+++ EXCERPTED RECORDS

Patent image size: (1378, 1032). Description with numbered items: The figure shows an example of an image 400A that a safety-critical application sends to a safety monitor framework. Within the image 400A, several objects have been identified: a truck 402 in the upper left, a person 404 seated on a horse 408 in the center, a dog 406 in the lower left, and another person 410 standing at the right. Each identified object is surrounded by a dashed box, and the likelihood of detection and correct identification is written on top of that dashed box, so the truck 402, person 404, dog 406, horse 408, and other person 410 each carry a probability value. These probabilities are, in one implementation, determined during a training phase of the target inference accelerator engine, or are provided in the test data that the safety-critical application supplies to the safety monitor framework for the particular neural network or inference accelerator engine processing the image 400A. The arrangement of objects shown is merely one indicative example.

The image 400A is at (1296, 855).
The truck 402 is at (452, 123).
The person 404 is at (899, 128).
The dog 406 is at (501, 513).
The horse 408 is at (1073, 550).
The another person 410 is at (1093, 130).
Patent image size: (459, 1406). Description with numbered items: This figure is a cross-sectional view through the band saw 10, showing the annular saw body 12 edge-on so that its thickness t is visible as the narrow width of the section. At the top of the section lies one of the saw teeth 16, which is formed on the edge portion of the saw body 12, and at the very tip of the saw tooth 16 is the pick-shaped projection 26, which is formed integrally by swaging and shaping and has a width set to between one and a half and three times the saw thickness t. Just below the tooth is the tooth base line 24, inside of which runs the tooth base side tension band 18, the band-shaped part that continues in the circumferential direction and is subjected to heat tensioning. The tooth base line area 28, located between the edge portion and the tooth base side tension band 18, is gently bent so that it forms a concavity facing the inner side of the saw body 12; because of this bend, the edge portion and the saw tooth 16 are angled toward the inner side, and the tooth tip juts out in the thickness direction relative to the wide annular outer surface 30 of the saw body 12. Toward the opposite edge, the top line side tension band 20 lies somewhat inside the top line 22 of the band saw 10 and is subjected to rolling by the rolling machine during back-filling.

++++++

* **WRITTEN PROBLEM**: Print all of the material above verbatim, line for line.

* **WRITTEN SOLUTION**:
Patent image size: (1378, 1032). Description with numbered items: The figure shows an example of an image 400A that a safety-critical application sends to a safety monitor framework. Within the image 400A, several objects have been identified: a truck 402 in the upper left, a person 404 seated on a horse 408 in the center, a dog 406 in the lower left, and another person 410 standing at the right. Each identified object is surrounded by a dashed box, and the likelihood of detection and correct identification is written on top of that dashed box, so the truck 402, person 404, dog 406, horse 408, and other person 410 each carry a probability value. These probabilities are, in one implementation, determined during a training phase of the target inference accelerator engine, or are provided in the test data that the safety-critical application supplies to the safety monitor framework for the particular neural network or inference accelerator engine processing the image 400A. The arrangement of objects shown is merely one indicative example.

The image 400A is at (1296, 855).
The truck 402 is at (452, 123).
The person 404 is at (899, 128).
The dog 406 is at (501, 513).
The horse 408 is at (1073, 550).
The another person 410 is at (1093, 130).
Patent image size: (459, 1406). Description with numbered items: This figure is a cross-sectional view through the band saw 10, showing the annular saw body 12 edge-on so that its thickness t is visible as the narrow width of the section. At the top of the section lies one of the saw teeth 16, which is formed on the edge portion of the saw body 12, and at the very tip of the saw tooth 16 is the pick-shaped projection 26, which is formed integrally by swaging and shaping and has a width set to between one and a half and three times the saw thickness t. Just below the tooth is the tooth base line 24, inside of which runs the tooth base side tension band 18, the band-shaped part that continues in the circumferential direction and is subjected to heat tensioning. The tooth base line area 28, located between the edge portion and the tooth base side tension band 18, is gently bent so that it forms a concavity facing the inner side of the saw body 12; because of this bend, the edge portion and the saw tooth 16 are angled toward the inner side, and the tooth tip juts out in the thickness direction relative to the wide annular outer surface 30 of the saw body 12. Toward the opposite edge, the top line side tension band 20 lies somewhat inside the top line 22 of the band saw 10 and is subjected to rolling by the rolling machine during back-filling.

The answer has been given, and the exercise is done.